- **Work to be completed**: The listing must be reproduced in full, exactly as it stands.

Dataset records
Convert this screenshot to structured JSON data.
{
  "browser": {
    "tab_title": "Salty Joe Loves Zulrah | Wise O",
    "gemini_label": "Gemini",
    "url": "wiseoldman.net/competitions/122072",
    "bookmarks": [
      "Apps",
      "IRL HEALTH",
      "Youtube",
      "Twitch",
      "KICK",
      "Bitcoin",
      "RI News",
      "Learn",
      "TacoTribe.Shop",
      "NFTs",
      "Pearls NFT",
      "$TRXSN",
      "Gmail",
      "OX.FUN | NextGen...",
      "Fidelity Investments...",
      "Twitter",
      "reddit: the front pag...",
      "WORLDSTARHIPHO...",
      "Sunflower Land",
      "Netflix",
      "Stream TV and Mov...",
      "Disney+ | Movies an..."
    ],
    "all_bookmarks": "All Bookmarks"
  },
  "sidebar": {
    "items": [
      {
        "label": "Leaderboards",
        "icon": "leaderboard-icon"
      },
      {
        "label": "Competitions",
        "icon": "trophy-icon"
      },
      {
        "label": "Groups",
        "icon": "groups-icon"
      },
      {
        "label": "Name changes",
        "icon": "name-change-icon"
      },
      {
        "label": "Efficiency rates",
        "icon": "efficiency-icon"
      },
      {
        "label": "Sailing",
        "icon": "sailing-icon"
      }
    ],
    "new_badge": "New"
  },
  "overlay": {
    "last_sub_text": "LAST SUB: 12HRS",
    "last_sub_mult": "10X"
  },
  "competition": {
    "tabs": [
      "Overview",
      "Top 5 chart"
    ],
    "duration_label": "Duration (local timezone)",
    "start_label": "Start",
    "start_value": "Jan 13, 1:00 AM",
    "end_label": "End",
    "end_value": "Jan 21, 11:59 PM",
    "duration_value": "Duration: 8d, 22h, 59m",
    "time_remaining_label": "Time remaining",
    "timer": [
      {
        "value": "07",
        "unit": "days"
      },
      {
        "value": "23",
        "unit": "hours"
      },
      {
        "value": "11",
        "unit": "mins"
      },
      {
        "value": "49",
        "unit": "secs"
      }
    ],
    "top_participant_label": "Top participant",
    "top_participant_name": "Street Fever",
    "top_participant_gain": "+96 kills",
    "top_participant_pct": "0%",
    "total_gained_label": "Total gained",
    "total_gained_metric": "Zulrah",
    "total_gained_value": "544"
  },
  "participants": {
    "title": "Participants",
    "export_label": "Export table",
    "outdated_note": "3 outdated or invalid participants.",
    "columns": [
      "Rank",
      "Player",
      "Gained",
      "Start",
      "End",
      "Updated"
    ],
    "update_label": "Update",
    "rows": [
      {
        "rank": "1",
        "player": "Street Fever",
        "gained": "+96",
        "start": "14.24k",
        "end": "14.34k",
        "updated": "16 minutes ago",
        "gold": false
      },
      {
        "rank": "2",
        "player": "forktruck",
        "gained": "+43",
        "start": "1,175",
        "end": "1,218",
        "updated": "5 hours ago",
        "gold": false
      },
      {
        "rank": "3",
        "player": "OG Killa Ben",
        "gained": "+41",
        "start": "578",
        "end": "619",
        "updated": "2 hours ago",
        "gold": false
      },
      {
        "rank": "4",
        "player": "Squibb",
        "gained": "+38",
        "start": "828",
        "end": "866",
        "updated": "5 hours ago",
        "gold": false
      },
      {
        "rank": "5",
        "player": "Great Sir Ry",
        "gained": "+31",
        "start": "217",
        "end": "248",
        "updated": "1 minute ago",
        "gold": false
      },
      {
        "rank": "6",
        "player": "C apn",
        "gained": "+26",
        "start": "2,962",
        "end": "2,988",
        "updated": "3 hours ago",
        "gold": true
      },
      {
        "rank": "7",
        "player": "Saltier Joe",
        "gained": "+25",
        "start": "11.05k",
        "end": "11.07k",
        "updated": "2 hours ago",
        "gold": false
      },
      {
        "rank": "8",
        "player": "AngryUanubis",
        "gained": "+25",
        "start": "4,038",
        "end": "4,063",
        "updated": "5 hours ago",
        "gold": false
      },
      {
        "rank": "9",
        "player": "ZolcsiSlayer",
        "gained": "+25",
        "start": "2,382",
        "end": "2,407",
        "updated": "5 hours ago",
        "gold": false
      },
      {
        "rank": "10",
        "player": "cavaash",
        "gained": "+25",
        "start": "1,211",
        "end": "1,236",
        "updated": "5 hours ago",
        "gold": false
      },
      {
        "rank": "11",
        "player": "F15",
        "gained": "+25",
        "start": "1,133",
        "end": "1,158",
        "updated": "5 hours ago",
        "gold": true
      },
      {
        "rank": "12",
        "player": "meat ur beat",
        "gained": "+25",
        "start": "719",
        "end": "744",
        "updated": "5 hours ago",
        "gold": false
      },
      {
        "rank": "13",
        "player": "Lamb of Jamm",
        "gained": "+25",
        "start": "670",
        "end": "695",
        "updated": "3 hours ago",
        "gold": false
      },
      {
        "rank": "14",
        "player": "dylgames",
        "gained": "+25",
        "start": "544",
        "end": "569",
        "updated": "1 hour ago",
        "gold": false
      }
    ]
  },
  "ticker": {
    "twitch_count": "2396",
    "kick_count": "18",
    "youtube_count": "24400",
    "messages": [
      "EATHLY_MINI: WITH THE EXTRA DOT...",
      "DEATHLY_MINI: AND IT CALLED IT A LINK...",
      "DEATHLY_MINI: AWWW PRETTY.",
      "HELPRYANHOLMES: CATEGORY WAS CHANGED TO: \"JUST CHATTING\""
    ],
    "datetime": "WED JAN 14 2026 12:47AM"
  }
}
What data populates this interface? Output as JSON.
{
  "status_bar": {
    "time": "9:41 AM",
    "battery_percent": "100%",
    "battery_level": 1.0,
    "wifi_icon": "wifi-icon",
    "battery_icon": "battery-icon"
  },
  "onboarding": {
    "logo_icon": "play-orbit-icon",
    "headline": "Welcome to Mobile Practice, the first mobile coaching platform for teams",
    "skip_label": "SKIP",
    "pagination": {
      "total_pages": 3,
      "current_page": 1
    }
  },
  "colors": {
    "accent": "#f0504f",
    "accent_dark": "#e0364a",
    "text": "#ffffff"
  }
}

- **Answer below**:
Convert this screenshot to structured JSON data.
{
  "browser": {
    "tab_title": "Salty Joe Loves Zulrah | Wise O",
    "gemini_label": "Gemini",
    "url": "wiseoldman.net/competitions/122072",
    "bookmarks": [
      "Apps",
      "IRL HEALTH",
      "Youtube",
      "Twitch",
      "KICK",
      "Bitcoin",
      "RI News",
      "Learn",
      "TacoTribe.Shop",
      "NFTs",
      "Pearls NFT",
      "$TRXSN",
      "Gmail",
      "OX.FUN | NextGen...",
      "Fidelity Investments...",
      "Twitter",
      "reddit: the front pag...",
      "WORLDSTARHIPHO...",
      "Sunflower Land",
      "Netflix",
      "Stream TV and Mov...",
      "Disney+ | Movies an..."
    ],
    "all_bookmarks": "All Bookmarks"
  },
  "sidebar": {
    "items": [
      {
        "label": "Leaderboards",
        "icon": "leaderboard-icon"
      },
      {
        "label": "Competitions",
        "icon": "trophy-icon"
      },
      {
        "label": "Groups",
        "icon": "groups-icon"
      },
      {
        "label": "Name changes",
        "icon": "name-change-icon"
      },
      {
        "label": "Efficiency rates",
        "icon": "efficiency-icon"
      },
      {
        "label": "Sailing",
        "icon": "sailing-icon"
      }
    ],
    "new_badge": "New"
  },
  "overlay": {
    "last_sub_text": "LAST SUB: 12HRS",
    "last_sub_mult": "10X"
  },
  "competition": {
    "tabs": [
      "Overview",
      "Top 5 chart"
    ],
    "duration_label": "Duration (local timezone)",
    "start_label": "Start",
    "start_value": "Jan 13, 1:00 AM",
    "end_label": "End",
    "end_value": "Jan 21, 11:59 PM",
    "duration_value": "Duration: 8d, 22h, 59m",
    "time_remaining_label": "Time remaining",
    "timer": [
      {
        "value": "07",
        "unit": "days"
      },
      {
        "value": "23",
        "unit": "hours"
      },
      {
        "value": "11",
        "unit": "mins"
      },
      {
        "value": "49",
        "unit": "secs"
      }
    ],
    "top_participant_label": "Top participant",
    "top_participant_name": "Street Fever",
    "top_participant_gain": "+96 kills",
    "top_participant_pct": "0%",
    "total_gained_label": "Total gained",
    "total_gained_metric": "Zulrah",
    "total_gained_value": "544"
  },
  "participants": {
    "title": "Participants",
    "export_label": "Export table",
    "outdated_note": "3 outdated or invalid participants.",
    "columns": [
      "Rank",
      "Player",
      "Gained",
      "Start",
      "End",
      "Updated"
    ],
    "update_label": "Update",
    "rows": [
      {
        "rank": "1",
        "player": "Street Fever",
        "gained": "+96",
        "start": "14.24k",
        "end": "14.34k",
        "updated": "16 minutes ago",
        "gold": false
      },
      {
        "rank": "2",
        "player": "forktruck",
        "gained": "+43",
        "start": "1,175",
        "end": "1,218",
        "updated": "5 hours ago",
        "gold": false
      },
      {
        "rank": "3",
        "player": "OG Killa Ben",
        "gained": "+41",
        "start": "578",
        "end": "619",
        "updated": "2 hours ago",
        "gold": false
      },
      {
        "rank": "4",
        "player": "Squibb",
        "gained": "+38",
        "start": "828",
        "end": "866",
        "updated": "5 hours ago",
        "gold": false
      },
      {
        "rank": "5",
        "player": "Great Sir Ry",
        "gained": "+31",
        "start": "217",
        "end": "248",
        "updated": "1 minute ago",
        "gold": false
      },
      {
        "rank": "6",
        "player": "C apn",
        "gained": "+26",
        "start": "2,962",
        "end": "2,988",
        "updated": "3 hours ago",
        "gold": true
      },
      {
        "rank": "7",
        "player": "Saltier Joe",
        "gained": "+25",
        "start": "11.05k",
        "end": "11.07k",
        "updated": "2 hours ago",
        "gold": false
      },
      {
        "rank": "8",
        "player": "AngryUanubis",
        "gained": "+25",
        "start": "4,038",
        "end": "4,063",
        "updated": "5 hours ago",
        "gold": false
      },
      {
        "rank": "9",
        "player": "ZolcsiSlayer",
        "gained": "+25",
        "start": "2,382",
        "end": "2,407",
        "updated": "5 hours ago",
        "gold": false
      },
      {
        "rank": "10",
        "player": "cavaash",
        "gained": "+25",
        "start": "1,211",
        "end": "1,236",
        "updated": "5 hours ago",
        "gold": false
      },
      {
        "rank": "11",
        "player": "F15",
        "gained": "+25",
        "start": "1,133",
        "end": "1,158",
        "updated": "5 hours ago",
        "gold": true
      },
      {
        "rank": "12",
        "player": "meat ur beat",
        "gained": "+25",
        "start": "719",
        "end": "744",
        "updated": "5 hours ago",
        "gold": false
      },
      {
        "rank": "13",
        "player": "Lamb of Jamm",
        "gained": "+25",
        "start": "670",
        "end": "695",
        "updated": "3 hours ago",
        "gold": false
      },
      {
        "rank": "14",
        "player": "dylgames",
        "gained": "+25",
        "start": "544",
        "end": "569",
        "updated": "1 hour ago",
        "gold": false
      }
    ]
  },
  "ticker": {
    "twitch_count": "2396",
    "kick_count": "18",
    "youtube_count": "24400",
    "messages": [
      "EATHLY_MINI: WITH THE EXTRA DOT...",
      "DEATHLY_MINI: AND IT CALLED IT A LINK...",
      "DEATHLY_MINI: AWWW PRETTY.",
      "HELPRYANHOLMES: CATEGORY WAS CHANGED TO: \"JUST CHATTING\""
    ],
    "datetime": "WED JAN 14 2026 12:47AM"
  }
}
What data populates this interface? Output as JSON.
{
  "status_bar": {
    "time": "9:41 AM",
    "battery_percent": "100%",
    "battery_level": 1.0,
    "wifi_icon": "wifi-icon",
    "battery_icon": "battery-icon"
  },
  "onboarding": {
    "logo_icon": "play-orbit-icon",
    "headline": "Welcome to Mobile Practice, the first mobile coaching platform for teams",
    "skip_label": "SKIP",
    "pagination": {
      "total_pages": 3,
      "current_page": 1
    }
  },
  "colors": {
    "accent": "#f0504f",
    "accent_dark": "#e0364a",
    "text": "#ffffff"
  }
}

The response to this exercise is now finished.